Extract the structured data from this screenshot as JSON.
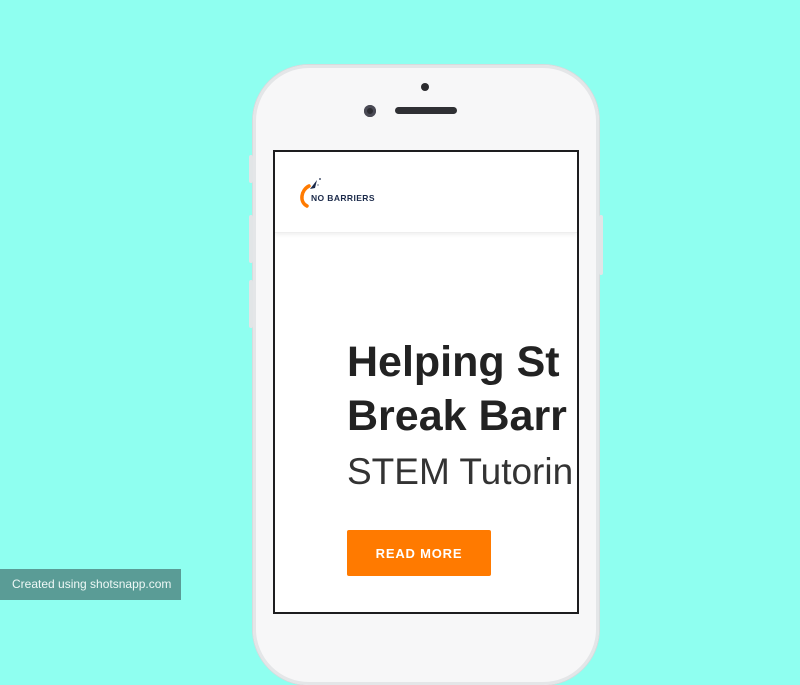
{
  "site": {
    "logo_text": "NO BARRIERS"
  },
  "hero": {
    "title_line1": "Helping St",
    "title_line2": "Break Barr",
    "subtitle": "STEM Tutorin",
    "cta_label": "READ MORE"
  },
  "watermark": {
    "text": "Created using shotsnapp.com"
  },
  "colors": {
    "background": "#8ffff0",
    "accent": "#ff7a00",
    "logo_navy": "#1b2a4a"
  },
  "icons": {
    "logo": "rocket-swoosh-icon"
  }
}
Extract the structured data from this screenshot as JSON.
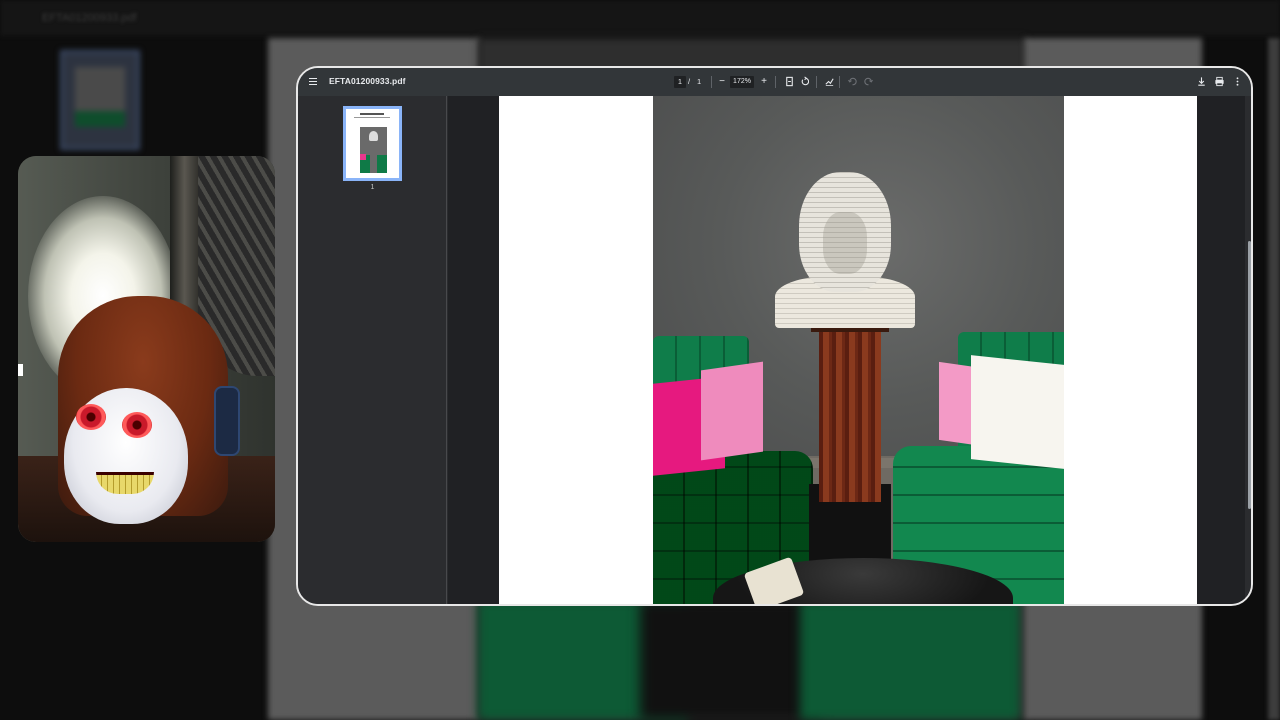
{
  "background": {
    "title": "EFTA01200933.pdf"
  },
  "viewer": {
    "filename": "EFTA01200933.pdf",
    "current_page": "1",
    "page_separator": "/",
    "total_pages": "1",
    "zoom": "172%",
    "zoom_out_glyph": "−",
    "zoom_in_glyph": "+",
    "sidebar": {
      "thumbnails": [
        {
          "label": "1",
          "selected": true
        }
      ]
    },
    "icons": {
      "menu": "hamburger-menu-icon",
      "fit_page": "fit-page-icon",
      "rotate": "rotate-icon",
      "annotate": "annotate-icon",
      "undo": "undo-icon",
      "redo": "redo-icon",
      "download": "download-icon",
      "print": "print-icon",
      "more": "more-vert-icon"
    },
    "colors": {
      "toolbar": "#323639",
      "content_bg": "#202124",
      "thumbnail_selected": "#8ab4f8"
    }
  }
}
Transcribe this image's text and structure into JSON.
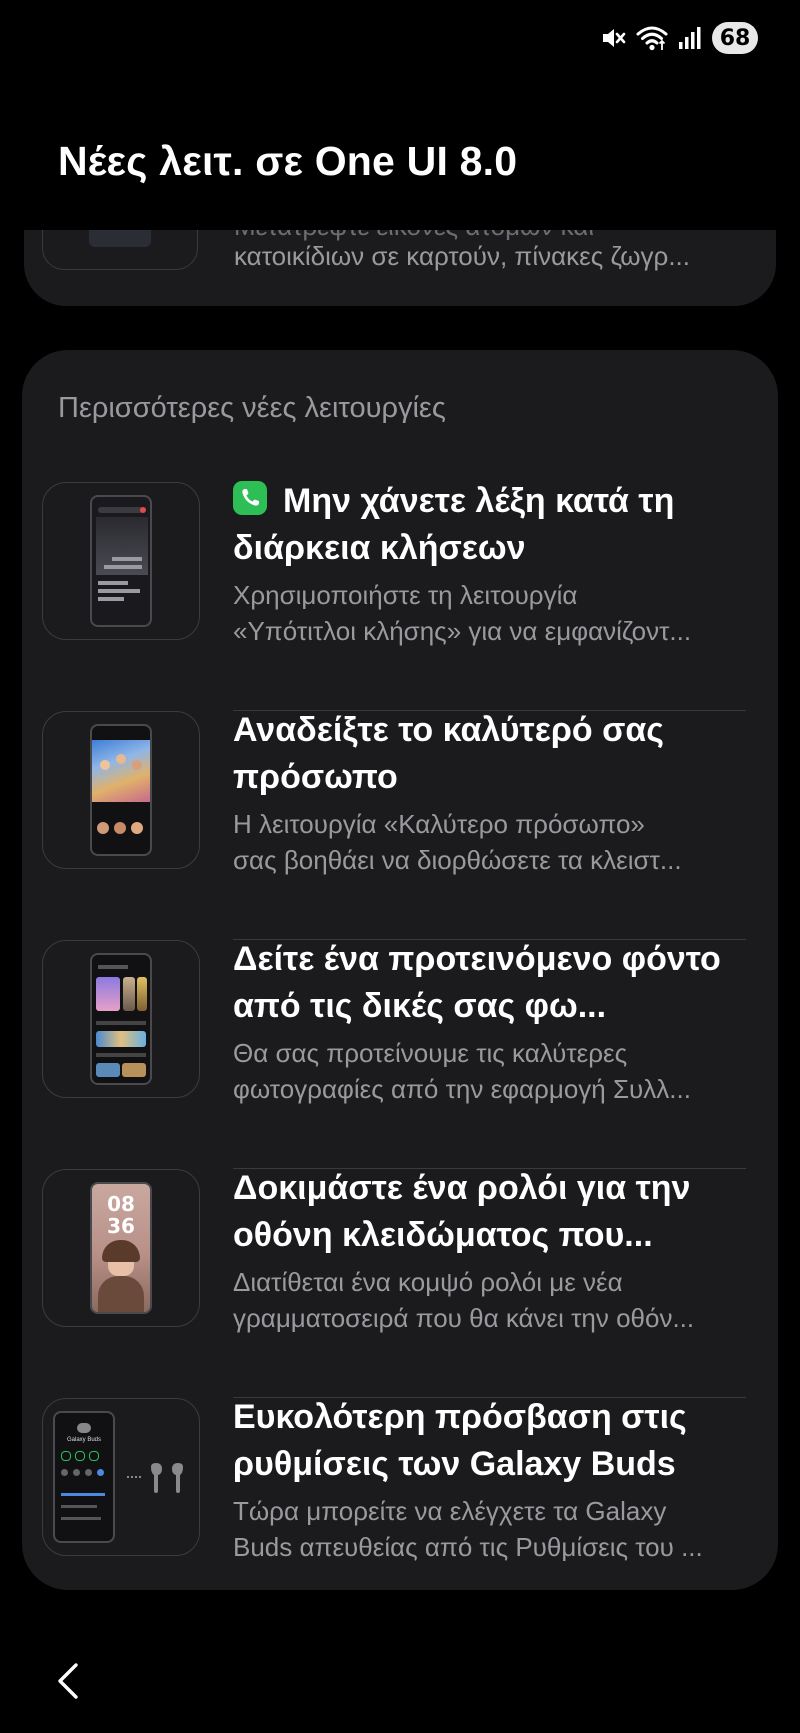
{
  "status_bar": {
    "battery": "68",
    "icons": [
      "mute-icon",
      "wifi-icon",
      "signal-icon"
    ]
  },
  "header": {
    "title": "Νέες λειτ. σε One UI 8.0"
  },
  "previous_feature": {
    "desc_line_1": "Μετατρέψτε εικόνες ατόμων και",
    "desc_line_2": "κατοικίδιων σε καρτούν, πίνακες ζωγρ..."
  },
  "section": {
    "title": "Περισσότερες νέες λειτουργίες"
  },
  "features": [
    {
      "title": "Μην χάνετε λέξη κατά τη διάρκεια κλήσεων",
      "desc_line_1": "Χρησιμοποιήστε τη λειτουργία",
      "desc_line_2": "«Υπότιτλοι κλήσης» για να εμφανίζοντ...",
      "icon": "call-icon",
      "badge_color": "#2dbe55"
    },
    {
      "title": "Αναδείξτε το καλύτερό σας πρόσωπο",
      "desc_line_1": "Η λειτουργία «Καλύτερο πρόσωπο»",
      "desc_line_2": "σας βοηθάει να διορθώσετε τα κλειστ..."
    },
    {
      "title": "Δείτε ένα προτεινόμενο φόντο από τις δικές σας φω...",
      "desc_line_1": "Θα σας προτείνουμε τις καλύτερες",
      "desc_line_2": "φωτογραφίες από την εφαρμογή Συλλ..."
    },
    {
      "title": "Δοκιμάστε ένα ρολόι για την οθόνη κλειδώματος που...",
      "desc_line_1": "Διατίθεται ένα κομψό ρολόι με νέα",
      "desc_line_2": "γραμματοσειρά που θα κάνει την οθόν...",
      "clock_hour": "08",
      "clock_minute": "36"
    },
    {
      "title": "Ευκολότερη πρόσβαση στις ρυθμίσεις των Galaxy Buds",
      "desc_line_1": "Τώρα μπορείτε να ελέγχετε τα Galaxy",
      "desc_line_2": "Buds απευθείας από τις Ρυθμίσεις του ...",
      "device_label": "Galaxy Buds"
    }
  ],
  "navigation": {
    "back_icon": "chevron-left-icon"
  },
  "colors": {
    "background": "#000000",
    "card": "#1b1b1d",
    "text_primary": "#ffffff",
    "text_secondary": "#9a9a9e",
    "divider": "#3a3a3c"
  }
}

[Instructions for the task] Each line that holds the word "background" is to be copied.

[Task result]
    "background": "#8ffff0",
  "background": {
    "background": "#000000",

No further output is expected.